:: Problem details ::
Make an exact copy of the entries below.

:: Supplied information ::
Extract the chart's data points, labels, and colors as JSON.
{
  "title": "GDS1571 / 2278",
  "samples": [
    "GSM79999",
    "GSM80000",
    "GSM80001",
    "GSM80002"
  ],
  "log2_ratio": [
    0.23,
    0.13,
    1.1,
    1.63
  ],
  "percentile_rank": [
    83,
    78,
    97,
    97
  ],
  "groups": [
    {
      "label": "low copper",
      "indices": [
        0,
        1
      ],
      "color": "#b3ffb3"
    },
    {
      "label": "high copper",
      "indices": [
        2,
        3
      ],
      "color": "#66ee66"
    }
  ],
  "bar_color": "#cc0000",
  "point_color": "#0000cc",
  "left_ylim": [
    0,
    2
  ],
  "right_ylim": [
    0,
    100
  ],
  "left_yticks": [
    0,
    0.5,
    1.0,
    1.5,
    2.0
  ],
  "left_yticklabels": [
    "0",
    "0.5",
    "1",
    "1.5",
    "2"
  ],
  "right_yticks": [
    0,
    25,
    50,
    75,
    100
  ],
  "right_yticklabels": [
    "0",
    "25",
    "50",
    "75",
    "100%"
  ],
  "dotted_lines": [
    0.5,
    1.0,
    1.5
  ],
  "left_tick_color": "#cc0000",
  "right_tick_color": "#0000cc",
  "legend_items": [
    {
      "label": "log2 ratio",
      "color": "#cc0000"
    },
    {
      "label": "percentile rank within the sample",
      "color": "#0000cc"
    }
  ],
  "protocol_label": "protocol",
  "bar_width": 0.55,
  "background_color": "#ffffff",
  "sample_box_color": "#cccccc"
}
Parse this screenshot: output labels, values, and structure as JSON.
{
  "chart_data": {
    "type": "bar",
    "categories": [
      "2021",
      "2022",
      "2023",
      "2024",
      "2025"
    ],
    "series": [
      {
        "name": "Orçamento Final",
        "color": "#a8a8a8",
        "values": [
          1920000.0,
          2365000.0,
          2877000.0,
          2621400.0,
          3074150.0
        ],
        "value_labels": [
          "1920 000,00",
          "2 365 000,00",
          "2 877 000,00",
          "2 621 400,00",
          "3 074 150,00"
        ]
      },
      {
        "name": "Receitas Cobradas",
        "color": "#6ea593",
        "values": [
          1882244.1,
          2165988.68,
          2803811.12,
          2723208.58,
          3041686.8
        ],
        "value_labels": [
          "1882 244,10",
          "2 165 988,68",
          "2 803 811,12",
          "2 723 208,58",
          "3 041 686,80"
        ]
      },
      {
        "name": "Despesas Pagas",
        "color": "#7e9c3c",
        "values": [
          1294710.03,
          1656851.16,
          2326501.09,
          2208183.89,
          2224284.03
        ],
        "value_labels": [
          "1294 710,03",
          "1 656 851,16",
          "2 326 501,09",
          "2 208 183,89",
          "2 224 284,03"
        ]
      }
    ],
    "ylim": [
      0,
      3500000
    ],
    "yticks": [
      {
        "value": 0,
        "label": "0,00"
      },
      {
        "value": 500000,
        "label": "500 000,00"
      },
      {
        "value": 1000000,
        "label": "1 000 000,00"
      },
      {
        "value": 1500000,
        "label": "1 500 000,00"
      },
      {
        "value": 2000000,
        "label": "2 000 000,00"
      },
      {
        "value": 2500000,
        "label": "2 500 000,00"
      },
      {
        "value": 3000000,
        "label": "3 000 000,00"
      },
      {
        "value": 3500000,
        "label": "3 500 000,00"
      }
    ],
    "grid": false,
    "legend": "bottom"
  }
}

:: Task response ::
Extract the chart's data points, labels, and colors as JSON.
{
  "title": "GDS1571 / 2278",
  "samples": [
    "GSM79999",
    "GSM80000",
    "GSM80001",
    "GSM80002"
  ],
  "log2_ratio": [
    0.23,
    0.13,
    1.1,
    1.63
  ],
  "percentile_rank": [
    83,
    78,
    97,
    97
  ],
  "groups": [
    {
      "label": "low copper",
      "indices": [
        0,
        1
      ],
      "color": "#b3ffb3"
    },
    {
      "label": "high copper",
      "indices": [
        2,
        3
      ],
      "color": "#66ee66"
    }
  ],
  "bar_color": "#cc0000",
  "point_color": "#0000cc",
  "left_ylim": [
    0,
    2
  ],
  "right_ylim": [
    0,
    100
  ],
  "left_yticks": [
    0,
    0.5,
    1.0,
    1.5,
    2.0
  ],
  "left_yticklabels": [
    "0",
    "0.5",
    "1",
    "1.5",
    "2"
  ],
  "right_yticks": [
    0,
    25,
    50,
    75,
    100
  ],
  "right_yticklabels": [
    "0",
    "25",
    "50",
    "75",
    "100%"
  ],
  "dotted_lines": [
    0.5,
    1.0,
    1.5
  ],
  "left_tick_color": "#cc0000",
  "right_tick_color": "#0000cc",
  "legend_items": [
    {
      "label": "log2 ratio",
      "color": "#cc0000"
    },
    {
      "label": "percentile rank within the sample",
      "color": "#0000cc"
    }
  ],
  "protocol_label": "protocol",
  "bar_width": 0.55,
  "background_color": "#ffffff",
  "sample_box_color": "#cccccc"
}
Parse this screenshot: output labels, values, and structure as JSON.
{
  "chart_data": {
    "type": "bar",
    "categories": [
      "2021",
      "2022",
      "2023",
      "2024",
      "2025"
    ],
    "series": [
      {
        "name": "Orçamento Final",
        "color": "#a8a8a8",
        "values": [
          1920000.0,
          2365000.0,
          2877000.0,
          2621400.0,
          3074150.0
        ],
        "value_labels": [
          "1920 000,00",
          "2 365 000,00",
          "2 877 000,00",
          "2 621 400,00",
          "3 074 150,00"
        ]
      },
      {
        "name": "Receitas Cobradas",
        "color": "#6ea593",
        "values": [
          1882244.1,
          2165988.68,
          2803811.12,
          2723208.58,
          3041686.8
        ],
        "value_labels": [
          "1882 244,10",
          "2 165 988,68",
          "2 803 811,12",
          "2 723 208,58",
          "3 041 686,80"
        ]
      },
      {
        "name": "Despesas Pagas",
        "color": "#7e9c3c",
        "values": [
          1294710.03,
          1656851.16,
          2326501.09,
          2208183.89,
          2224284.03
        ],
        "value_labels": [
          "1294 710,03",
          "1 656 851,16",
          "2 326 501,09",
          "2 208 183,89",
          "2 224 284,03"
        ]
      }
    ],
    "ylim": [
      0,
      3500000
    ],
    "yticks": [
      {
        "value": 0,
        "label": "0,00"
      },
      {
        "value": 500000,
        "label": "500 000,00"
      },
      {
        "value": 1000000,
        "label": "1 000 000,00"
      },
      {
        "value": 1500000,
        "label": "1 500 000,00"
      },
      {
        "value": 2000000,
        "label": "2 000 000,00"
      },
      {
        "value": 2500000,
        "label": "2 500 000,00"
      },
      {
        "value": 3000000,
        "label": "3 000 000,00"
      },
      {
        "value": 3500000,
        "label": "3 500 000,00"
      }
    ],
    "grid": false,
    "legend": "bottom"
  }
}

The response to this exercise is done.